[Recorded data]
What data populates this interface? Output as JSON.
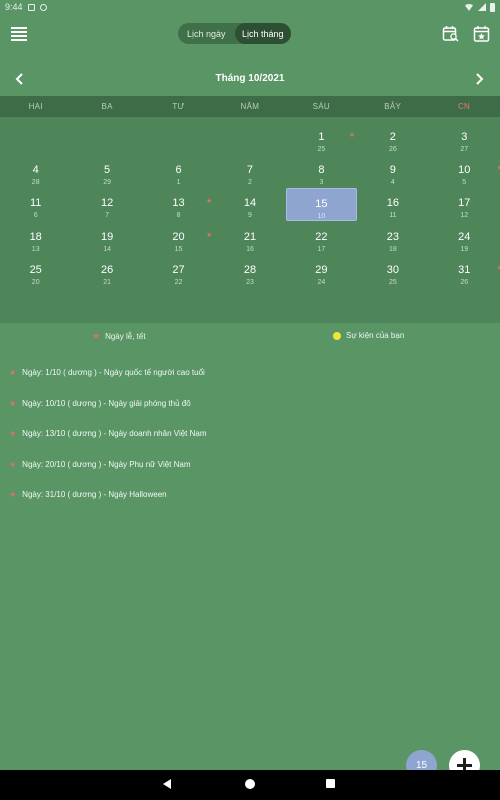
{
  "status_bar": {
    "time": "9:44"
  },
  "header": {
    "tabs": [
      "Lịch ngày",
      "Lịch tháng"
    ],
    "active_tab": 1
  },
  "calendar": {
    "month_title": "Tháng 10/2021",
    "weekdays": [
      "HAI",
      "BA",
      "TƯ",
      "NĂM",
      "SÁU",
      "BẢY",
      "CN"
    ],
    "weeks": [
      [
        null,
        null,
        null,
        null,
        {
          "day": "1",
          "lunar": "25",
          "holiday": true
        },
        {
          "day": "2",
          "lunar": "26"
        },
        {
          "day": "3",
          "lunar": "27"
        }
      ],
      [
        {
          "day": "4",
          "lunar": "28"
        },
        {
          "day": "5",
          "lunar": "29"
        },
        {
          "day": "6",
          "lunar": "1"
        },
        {
          "day": "7",
          "lunar": "2"
        },
        {
          "day": "8",
          "lunar": "3"
        },
        {
          "day": "9",
          "lunar": "4"
        },
        {
          "day": "10",
          "lunar": "5",
          "holiday": true
        }
      ],
      [
        {
          "day": "11",
          "lunar": "6"
        },
        {
          "day": "12",
          "lunar": "7"
        },
        {
          "day": "13",
          "lunar": "8",
          "holiday": true
        },
        {
          "day": "14",
          "lunar": "9"
        },
        {
          "day": "15",
          "lunar": "10",
          "today": true
        },
        {
          "day": "16",
          "lunar": "11"
        },
        {
          "day": "17",
          "lunar": "12"
        }
      ],
      [
        {
          "day": "18",
          "lunar": "13"
        },
        {
          "day": "19",
          "lunar": "14"
        },
        {
          "day": "20",
          "lunar": "15",
          "holiday": true
        },
        {
          "day": "21",
          "lunar": "16"
        },
        {
          "day": "22",
          "lunar": "17"
        },
        {
          "day": "23",
          "lunar": "18"
        },
        {
          "day": "24",
          "lunar": "19"
        }
      ],
      [
        {
          "day": "25",
          "lunar": "20"
        },
        {
          "day": "26",
          "lunar": "21"
        },
        {
          "day": "27",
          "lunar": "22"
        },
        {
          "day": "28",
          "lunar": "23"
        },
        {
          "day": "29",
          "lunar": "24"
        },
        {
          "day": "30",
          "lunar": "25"
        },
        {
          "day": "31",
          "lunar": "26",
          "holiday": true
        }
      ]
    ]
  },
  "legend": {
    "holiday_label": "Ngày lễ, tết",
    "event_label": "Sự kiện của bạn"
  },
  "holidays": [
    "Ngày: 1/10 ( dương ) - Ngày quốc tế người cao tuổi",
    "Ngày: 10/10 ( dương ) - Ngày giải phóng thủ đô",
    "Ngày: 13/10 ( dương ) - Ngày doanh nhân Việt Nam",
    "Ngày: 20/10 ( dương ) - Ngày Phụ nữ Việt Nam",
    "Ngày: 31/10 ( dương ) - Ngày Halloween"
  ],
  "fab": {
    "today_label": "15"
  },
  "colors": {
    "background": "#599565",
    "weekday_bar": "#3e6c47",
    "grid": "#4e8559",
    "today": "#8ea5d0",
    "holiday_star": "#e07065",
    "event_dot": "#f1e53a",
    "sunday_header": "#e87a6c"
  }
}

• **GIVEN REQUEST**
Say only how many lines in the records carry the word "dương".

• **OUTPUT OF THE EXERCISE**
5